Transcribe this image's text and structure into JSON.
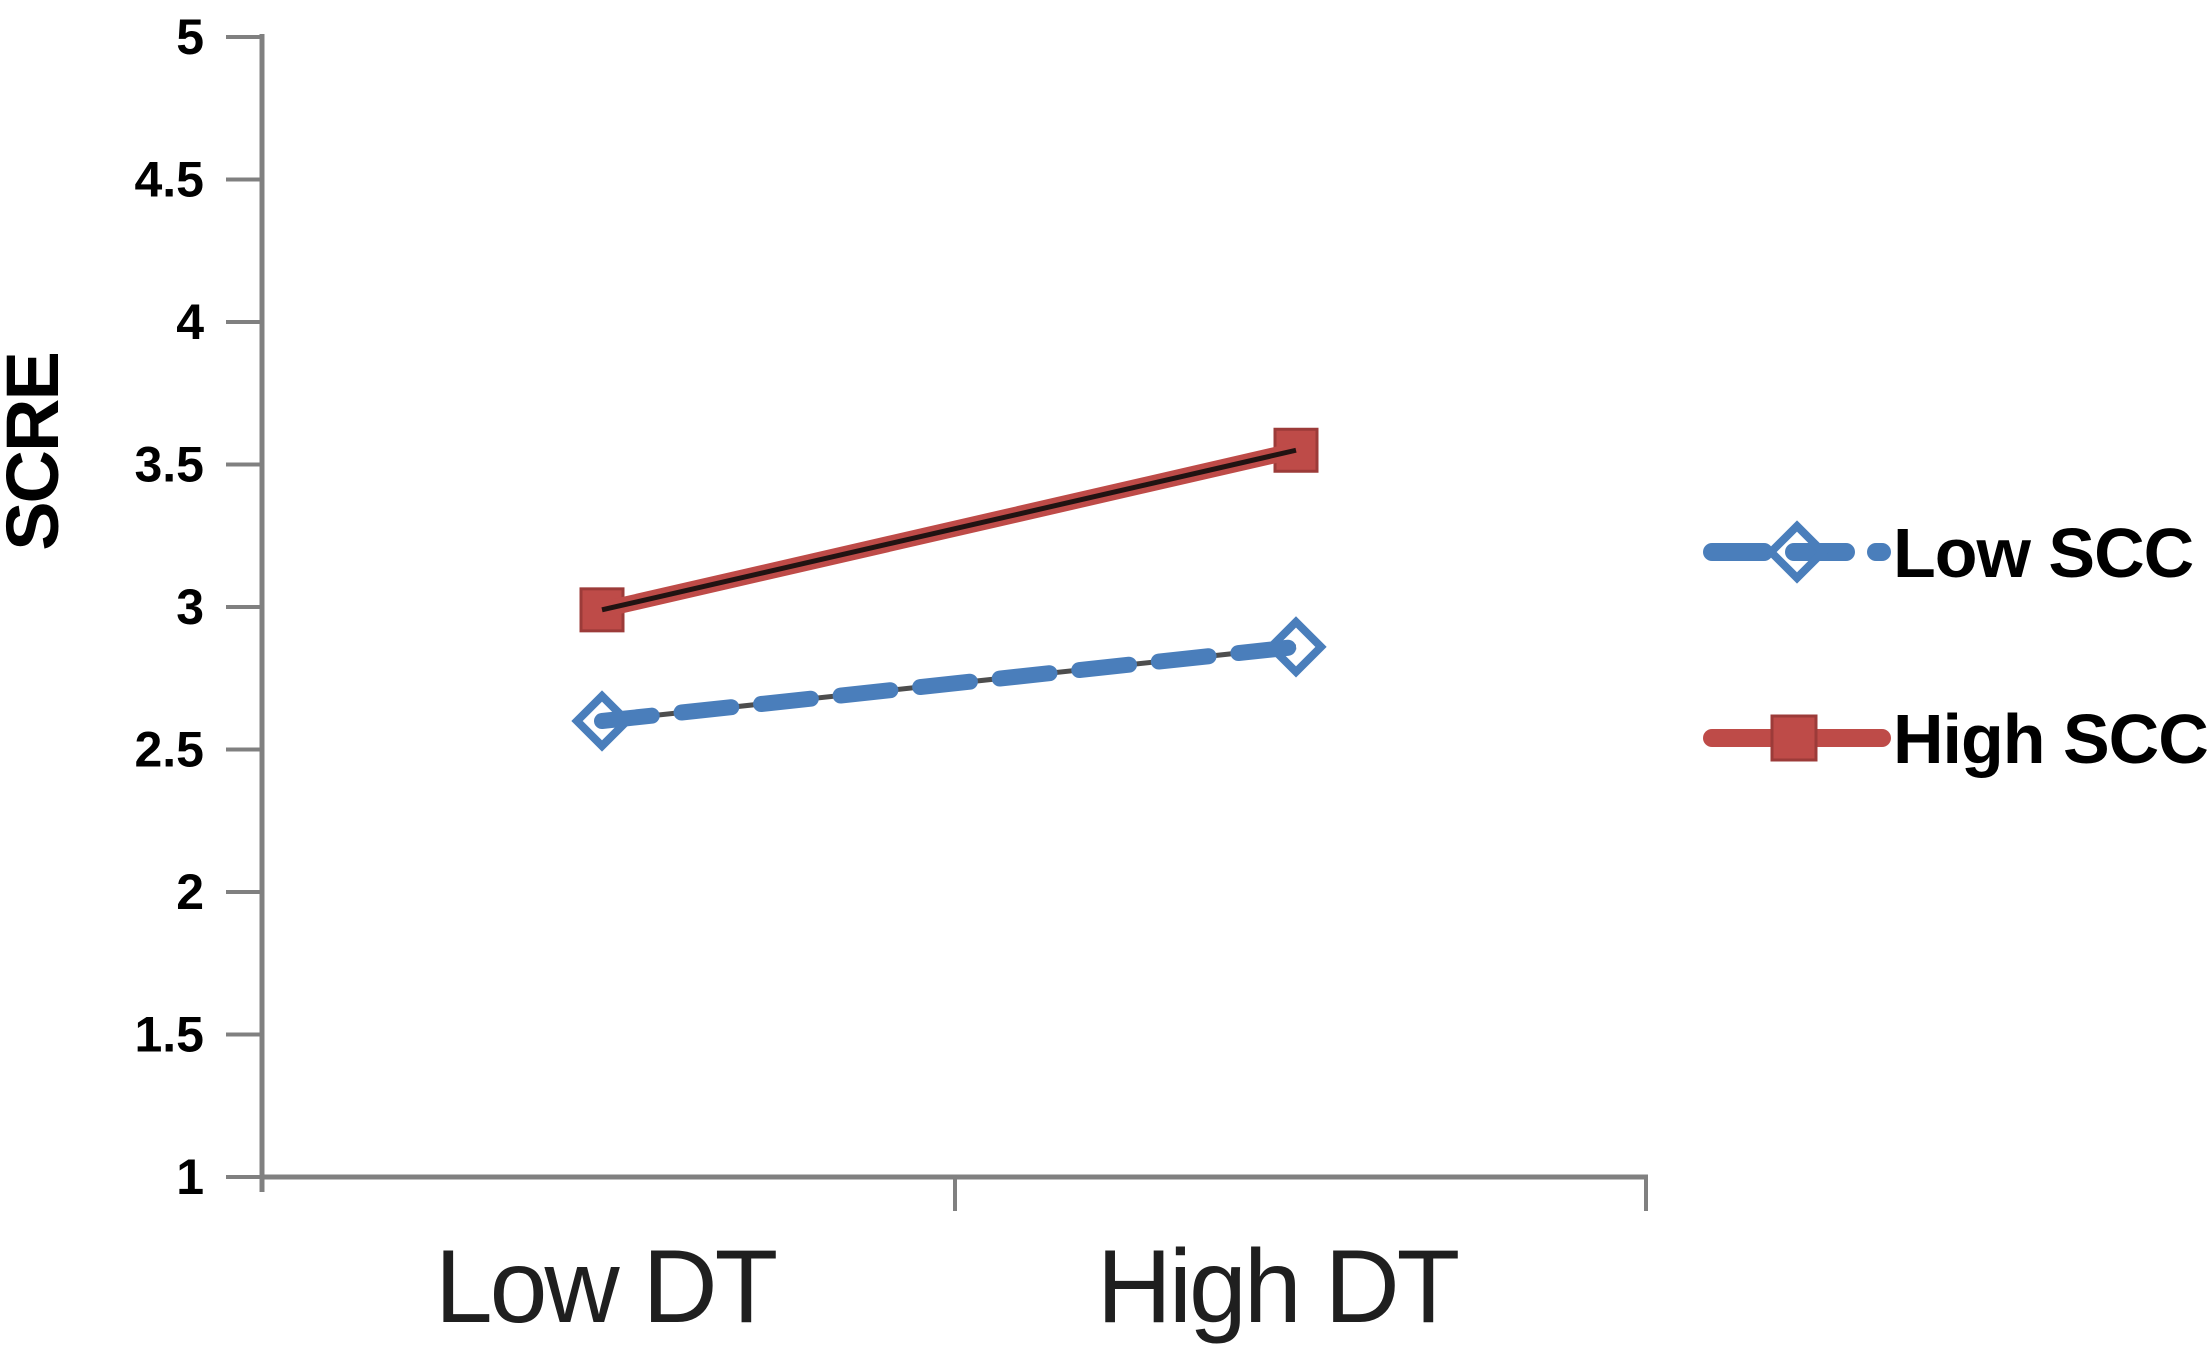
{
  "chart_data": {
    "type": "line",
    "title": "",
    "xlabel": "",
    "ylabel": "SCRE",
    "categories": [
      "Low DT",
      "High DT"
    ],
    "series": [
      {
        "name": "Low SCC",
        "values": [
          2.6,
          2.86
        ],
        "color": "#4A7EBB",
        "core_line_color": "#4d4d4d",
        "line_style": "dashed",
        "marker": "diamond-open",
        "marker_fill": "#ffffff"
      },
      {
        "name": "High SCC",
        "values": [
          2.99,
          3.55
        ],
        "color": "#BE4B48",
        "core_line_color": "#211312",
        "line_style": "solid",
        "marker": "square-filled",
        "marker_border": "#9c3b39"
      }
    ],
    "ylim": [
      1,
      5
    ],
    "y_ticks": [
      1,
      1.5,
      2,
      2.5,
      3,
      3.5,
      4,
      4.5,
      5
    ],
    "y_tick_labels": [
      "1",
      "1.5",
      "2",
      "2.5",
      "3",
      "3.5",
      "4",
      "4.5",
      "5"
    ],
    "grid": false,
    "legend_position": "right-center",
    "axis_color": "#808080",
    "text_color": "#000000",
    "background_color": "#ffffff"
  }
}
=-=-=
Images in the records should not be copied. Repeat all the rest exactly.

> Solution to this exercise:
Transcribe this image's text and structure into JSON.
{
  "chart_data": {
    "type": "line",
    "title": "",
    "xlabel": "",
    "ylabel": "SCRE",
    "categories": [
      "Low DT",
      "High DT"
    ],
    "series": [
      {
        "name": "Low SCC",
        "values": [
          2.6,
          2.86
        ],
        "color": "#4A7EBB",
        "core_line_color": "#4d4d4d",
        "line_style": "dashed",
        "marker": "diamond-open",
        "marker_fill": "#ffffff"
      },
      {
        "name": "High SCC",
        "values": [
          2.99,
          3.55
        ],
        "color": "#BE4B48",
        "core_line_color": "#211312",
        "line_style": "solid",
        "marker": "square-filled",
        "marker_border": "#9c3b39"
      }
    ],
    "ylim": [
      1,
      5
    ],
    "y_ticks": [
      1,
      1.5,
      2,
      2.5,
      3,
      3.5,
      4,
      4.5,
      5
    ],
    "y_tick_labels": [
      "1",
      "1.5",
      "2",
      "2.5",
      "3",
      "3.5",
      "4",
      "4.5",
      "5"
    ],
    "grid": false,
    "legend_position": "right-center",
    "axis_color": "#808080",
    "text_color": "#000000",
    "background_color": "#ffffff"
  }
}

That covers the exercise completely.